(To be done) Pull each line holding the word "title" from the data.

(Items from a figure collection)
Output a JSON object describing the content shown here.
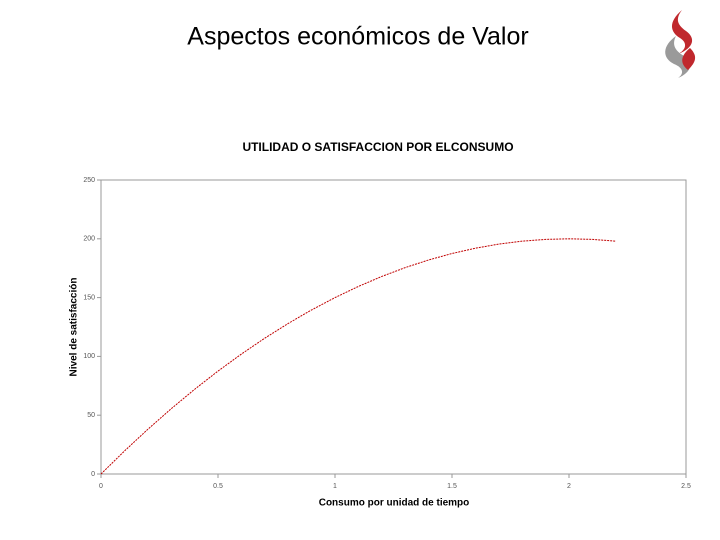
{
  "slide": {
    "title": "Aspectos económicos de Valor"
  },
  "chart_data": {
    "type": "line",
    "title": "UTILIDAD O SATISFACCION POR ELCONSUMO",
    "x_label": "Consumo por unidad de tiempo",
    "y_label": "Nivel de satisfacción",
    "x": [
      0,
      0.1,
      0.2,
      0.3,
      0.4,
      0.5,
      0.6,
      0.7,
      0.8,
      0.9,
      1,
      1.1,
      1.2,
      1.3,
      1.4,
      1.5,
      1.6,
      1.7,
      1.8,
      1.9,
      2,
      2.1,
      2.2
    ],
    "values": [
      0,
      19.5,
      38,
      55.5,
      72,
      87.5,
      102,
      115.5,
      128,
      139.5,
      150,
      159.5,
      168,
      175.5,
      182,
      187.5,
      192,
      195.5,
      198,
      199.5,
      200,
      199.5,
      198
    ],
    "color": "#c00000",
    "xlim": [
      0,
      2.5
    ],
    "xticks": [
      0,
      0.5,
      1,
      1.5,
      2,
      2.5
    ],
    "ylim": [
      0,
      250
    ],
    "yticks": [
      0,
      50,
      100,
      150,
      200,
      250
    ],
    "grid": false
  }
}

(Completed exercise)
    "title": "Aspectos económicos de Valor"
    "title": "UTILIDAD O SATISFACCION POR ELCONSUMO",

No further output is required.